*TASK REQUIREMENTS*: Copy every one of the following lines as they stand, leaving the pictures out of your answer.

(Spatial annotation records)
<<<<

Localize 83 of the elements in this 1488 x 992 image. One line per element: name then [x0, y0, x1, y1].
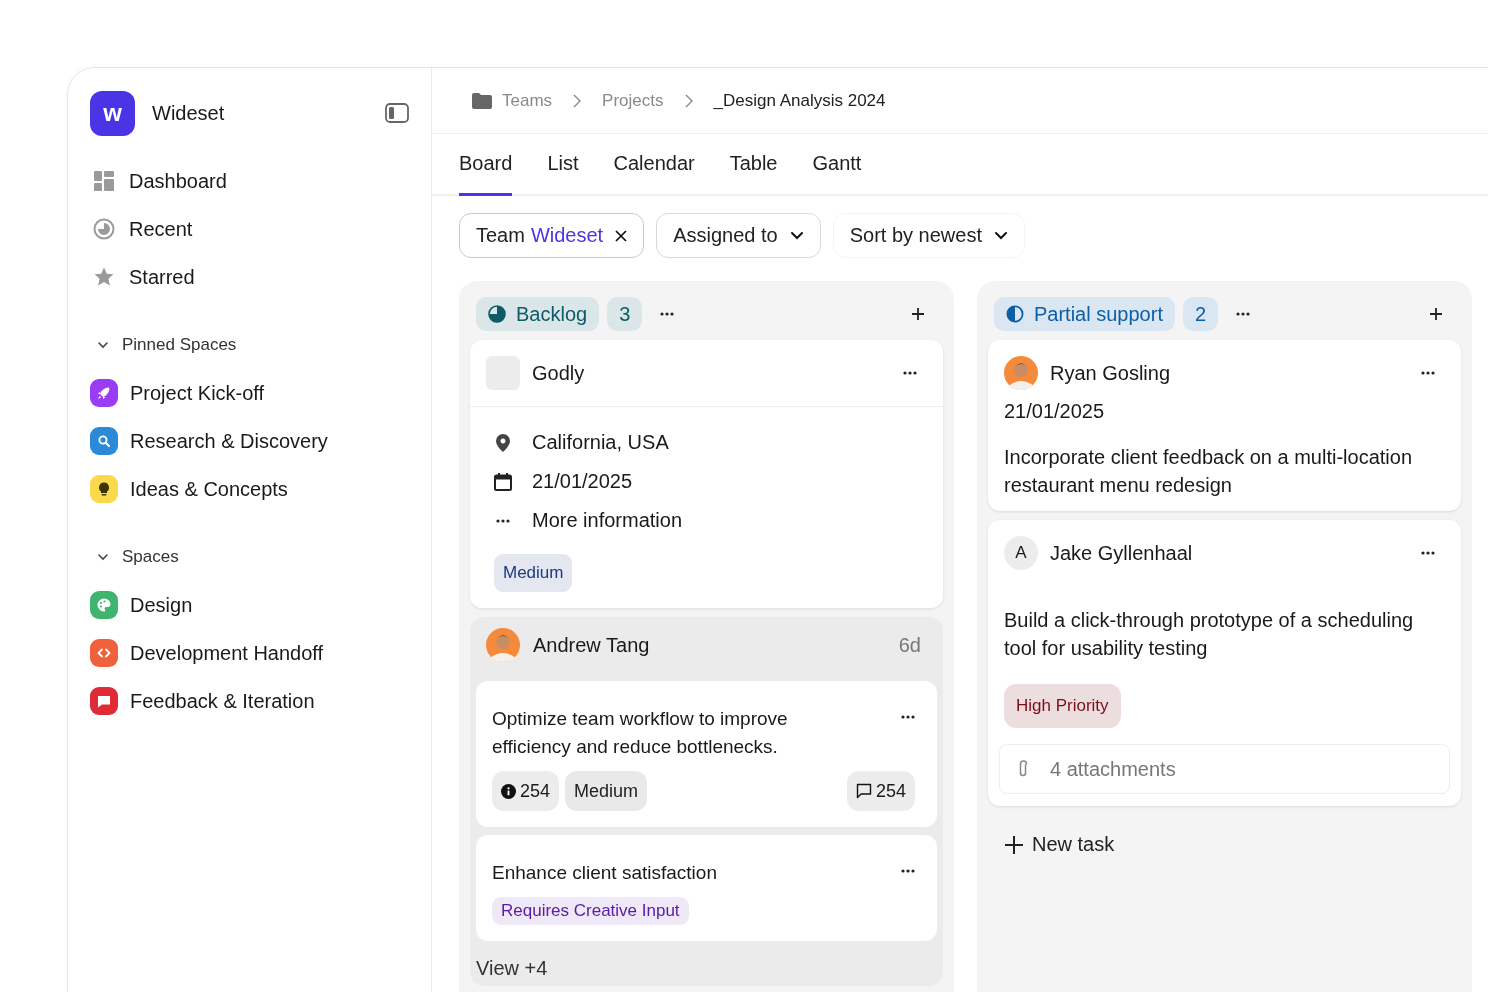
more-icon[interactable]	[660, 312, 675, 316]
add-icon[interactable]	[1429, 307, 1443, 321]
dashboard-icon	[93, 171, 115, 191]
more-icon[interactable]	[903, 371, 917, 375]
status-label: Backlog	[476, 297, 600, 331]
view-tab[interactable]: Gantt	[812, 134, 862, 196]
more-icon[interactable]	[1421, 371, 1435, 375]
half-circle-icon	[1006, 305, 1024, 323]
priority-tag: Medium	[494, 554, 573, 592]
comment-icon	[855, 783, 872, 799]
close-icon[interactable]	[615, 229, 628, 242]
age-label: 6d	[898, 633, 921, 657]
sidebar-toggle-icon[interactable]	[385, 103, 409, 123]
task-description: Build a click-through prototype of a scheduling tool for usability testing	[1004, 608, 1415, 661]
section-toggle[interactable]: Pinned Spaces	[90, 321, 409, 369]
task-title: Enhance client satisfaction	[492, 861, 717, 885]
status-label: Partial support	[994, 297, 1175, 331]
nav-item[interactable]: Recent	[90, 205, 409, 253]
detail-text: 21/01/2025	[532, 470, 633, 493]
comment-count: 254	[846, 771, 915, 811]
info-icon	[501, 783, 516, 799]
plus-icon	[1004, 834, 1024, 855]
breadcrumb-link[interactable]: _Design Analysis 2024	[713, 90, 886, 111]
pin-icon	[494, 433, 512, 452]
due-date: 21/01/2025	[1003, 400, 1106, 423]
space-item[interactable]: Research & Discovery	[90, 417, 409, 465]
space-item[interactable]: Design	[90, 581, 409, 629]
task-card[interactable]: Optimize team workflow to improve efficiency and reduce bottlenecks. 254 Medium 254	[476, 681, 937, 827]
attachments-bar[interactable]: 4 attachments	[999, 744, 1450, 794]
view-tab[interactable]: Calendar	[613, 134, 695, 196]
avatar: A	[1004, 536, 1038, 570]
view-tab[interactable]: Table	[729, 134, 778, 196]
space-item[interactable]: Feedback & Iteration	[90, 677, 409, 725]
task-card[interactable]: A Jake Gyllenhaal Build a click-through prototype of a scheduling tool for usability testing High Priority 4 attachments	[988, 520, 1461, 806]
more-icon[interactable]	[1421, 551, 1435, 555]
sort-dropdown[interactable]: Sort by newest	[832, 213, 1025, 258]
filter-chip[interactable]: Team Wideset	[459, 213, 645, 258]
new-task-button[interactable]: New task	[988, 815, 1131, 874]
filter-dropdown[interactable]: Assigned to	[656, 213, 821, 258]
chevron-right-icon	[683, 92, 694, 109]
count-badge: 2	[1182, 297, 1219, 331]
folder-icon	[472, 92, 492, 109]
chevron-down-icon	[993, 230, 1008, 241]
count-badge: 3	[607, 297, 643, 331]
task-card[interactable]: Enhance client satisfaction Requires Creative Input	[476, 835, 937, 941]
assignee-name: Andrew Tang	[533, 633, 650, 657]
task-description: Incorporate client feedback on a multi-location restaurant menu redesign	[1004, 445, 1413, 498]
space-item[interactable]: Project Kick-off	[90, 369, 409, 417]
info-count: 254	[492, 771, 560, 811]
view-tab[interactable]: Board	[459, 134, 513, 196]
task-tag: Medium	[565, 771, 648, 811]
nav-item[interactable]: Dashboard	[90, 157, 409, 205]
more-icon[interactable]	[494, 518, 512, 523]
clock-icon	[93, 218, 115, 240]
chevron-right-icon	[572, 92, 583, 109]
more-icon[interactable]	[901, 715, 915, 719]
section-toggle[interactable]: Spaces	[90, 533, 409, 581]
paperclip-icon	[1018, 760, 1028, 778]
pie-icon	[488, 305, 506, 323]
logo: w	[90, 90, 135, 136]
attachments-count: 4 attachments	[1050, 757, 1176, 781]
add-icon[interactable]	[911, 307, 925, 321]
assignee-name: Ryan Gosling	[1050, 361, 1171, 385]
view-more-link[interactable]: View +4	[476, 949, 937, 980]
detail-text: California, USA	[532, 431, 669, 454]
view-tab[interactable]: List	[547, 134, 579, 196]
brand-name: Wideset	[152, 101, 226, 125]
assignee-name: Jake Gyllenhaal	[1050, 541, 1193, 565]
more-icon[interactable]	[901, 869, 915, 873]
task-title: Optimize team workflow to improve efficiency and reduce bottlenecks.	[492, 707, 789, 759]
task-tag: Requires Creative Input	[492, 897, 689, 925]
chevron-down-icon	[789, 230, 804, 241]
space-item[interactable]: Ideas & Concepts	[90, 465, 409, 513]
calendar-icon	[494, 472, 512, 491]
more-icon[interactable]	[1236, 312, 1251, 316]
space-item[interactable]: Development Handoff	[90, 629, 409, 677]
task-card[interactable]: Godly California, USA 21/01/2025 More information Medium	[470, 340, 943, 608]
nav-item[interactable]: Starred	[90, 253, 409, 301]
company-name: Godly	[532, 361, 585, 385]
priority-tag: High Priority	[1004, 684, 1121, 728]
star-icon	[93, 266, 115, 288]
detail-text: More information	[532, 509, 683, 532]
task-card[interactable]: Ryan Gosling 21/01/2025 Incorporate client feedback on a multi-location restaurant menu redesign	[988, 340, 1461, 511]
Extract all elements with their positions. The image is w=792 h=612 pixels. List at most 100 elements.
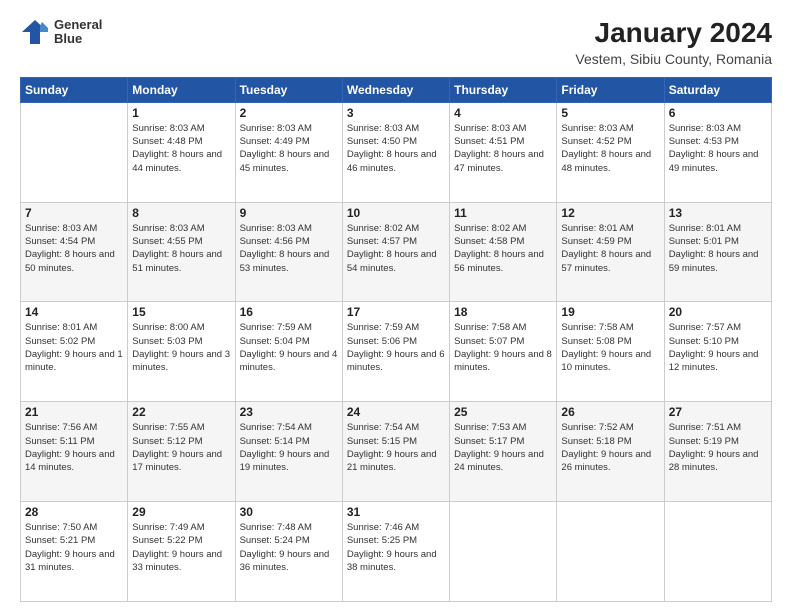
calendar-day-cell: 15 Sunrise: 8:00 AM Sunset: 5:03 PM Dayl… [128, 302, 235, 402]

>>>>

*OUTPUT OF THE TASK*:
Localize 83 of the elements in this 1488 x 992 image. One line per element: name then [x0, y0, x1, y1].
more-icon[interactable]	[660, 312, 675, 316]
add-icon[interactable]	[1429, 307, 1443, 321]
dashboard-icon	[93, 171, 115, 191]
more-icon[interactable]	[903, 371, 917, 375]
status-label: Backlog	[476, 297, 600, 331]
view-tab[interactable]: Gantt	[812, 134, 862, 196]
more-icon[interactable]	[1421, 371, 1435, 375]
half-circle-icon	[1006, 305, 1024, 323]
priority-tag: Medium	[494, 554, 573, 592]
comment-icon	[855, 783, 872, 799]
close-icon[interactable]	[615, 229, 628, 242]
age-label: 6d	[898, 633, 921, 657]
sidebar-toggle-icon[interactable]	[385, 103, 409, 123]
task-description: Build a click-through prototype of a scheduling tool for usability testing	[1004, 608, 1415, 661]
section-toggle[interactable]: Pinned Spaces	[90, 321, 409, 369]
task-title: Enhance client satisfaction	[492, 861, 717, 885]
status-label: Partial support	[994, 297, 1175, 331]
nav-item[interactable]: Recent	[90, 205, 409, 253]
detail-text: 21/01/2025	[532, 470, 633, 493]
comment-count: 254	[846, 771, 915, 811]
info-icon	[501, 783, 516, 799]
plus-icon	[1004, 834, 1024, 855]
breadcrumb-link[interactable]: _Design Analysis 2024	[713, 90, 886, 111]
pin-icon	[494, 433, 512, 452]
due-date: 21/01/2025	[1003, 400, 1106, 423]
space-item[interactable]: Research & Discovery	[90, 417, 409, 465]
space-item[interactable]: Design	[90, 581, 409, 629]
task-card[interactable]: Optimize team workflow to improve efficiency and reduce bottlenecks. 254 Medium 254	[476, 681, 937, 827]
attachments-bar[interactable]: 4 attachments	[999, 744, 1450, 794]
view-tab[interactable]: Calendar	[613, 134, 695, 196]
avatar: A	[1004, 536, 1038, 570]
view-tab[interactable]: Table	[729, 134, 778, 196]
space-item[interactable]: Feedback & Iteration	[90, 677, 409, 725]
task-card[interactable]: A Jake Gyllenhaal Build a click-through prototype of a scheduling tool for usability testing High Priority 4 attachments	[988, 520, 1461, 806]
more-icon[interactable]	[1421, 551, 1435, 555]
sort-dropdown[interactable]: Sort by newest	[832, 213, 1025, 258]
filter-chip[interactable]: Team Wideset	[459, 213, 645, 258]
new-task-button[interactable]: New task	[988, 815, 1131, 874]
filter-dropdown[interactable]: Assigned to	[656, 213, 821, 258]
chevron-right-icon	[683, 92, 694, 109]
count-badge: 2	[1182, 297, 1219, 331]
folder-icon	[472, 92, 492, 109]
chevron-down-icon	[993, 230, 1008, 241]
count-badge: 3	[607, 297, 643, 331]
task-card[interactable]: Enhance client satisfaction Requires Creative Input	[476, 835, 937, 941]
assignee-name: Andrew Tang	[533, 633, 650, 657]
task-description: Incorporate client feedback on a multi-location restaurant menu redesign	[1004, 445, 1413, 498]
space-item[interactable]: Project Kick-off	[90, 369, 409, 417]
info-count: 254	[492, 771, 560, 811]
view-tab[interactable]: Board	[459, 134, 513, 196]
task-tag: Medium	[565, 771, 648, 811]
nav-item[interactable]: Dashboard	[90, 157, 409, 205]
more-icon[interactable]	[494, 518, 512, 523]
clock-icon	[93, 218, 115, 240]
chevron-right-icon	[572, 92, 583, 109]
more-icon[interactable]	[901, 715, 915, 719]
section-toggle[interactable]: Spaces	[90, 533, 409, 581]
paperclip-icon	[1018, 760, 1028, 778]
pie-icon	[488, 305, 506, 323]
logo: w	[90, 90, 135, 136]
attachments-count: 4 attachments	[1050, 757, 1176, 781]
add-icon[interactable]	[911, 307, 925, 321]
assignee-name: Ryan Gosling	[1050, 361, 1171, 385]
view-more-link[interactable]: View +4	[476, 949, 937, 980]
detail-text: California, USA	[532, 431, 669, 454]
view-tab[interactable]: List	[547, 134, 579, 196]
brand-name: Wideset	[152, 101, 226, 125]
assignee-name: Jake Gyllenhaal	[1050, 541, 1193, 565]
more-icon[interactable]	[901, 869, 915, 873]
task-title: Optimize team workflow to improve efficiency and reduce bottlenecks.	[492, 707, 789, 759]
task-tag: Requires Creative Input	[492, 897, 689, 925]
chevron-down-icon	[789, 230, 804, 241]
space-item[interactable]: Ideas & Concepts	[90, 465, 409, 513]
calendar-icon	[494, 472, 512, 491]
more-icon[interactable]	[1236, 312, 1251, 316]
space-item[interactable]: Development Handoff	[90, 629, 409, 677]
task-card[interactable]: Godly California, USA 21/01/2025 More information Medium	[470, 340, 943, 608]
nav-item[interactable]: Starred	[90, 253, 409, 301]
company-name: Godly	[532, 361, 585, 385]
priority-tag: High Priority	[1004, 684, 1121, 728]
star-icon	[93, 266, 115, 288]
detail-text: More information	[532, 509, 683, 532]
task-card[interactable]: Ryan Gosling 21/01/2025 Incorporate client feedback on a multi-location restaurant menu redesign	[988, 340, 1461, 511]
Extract all elements with their positions. The image is w=792 h=612 pixels. List at most 100 elements.
calendar-day-cell: 15 Sunrise: 8:00 AM Sunset: 5:03 PM Dayl… [128, 302, 235, 402]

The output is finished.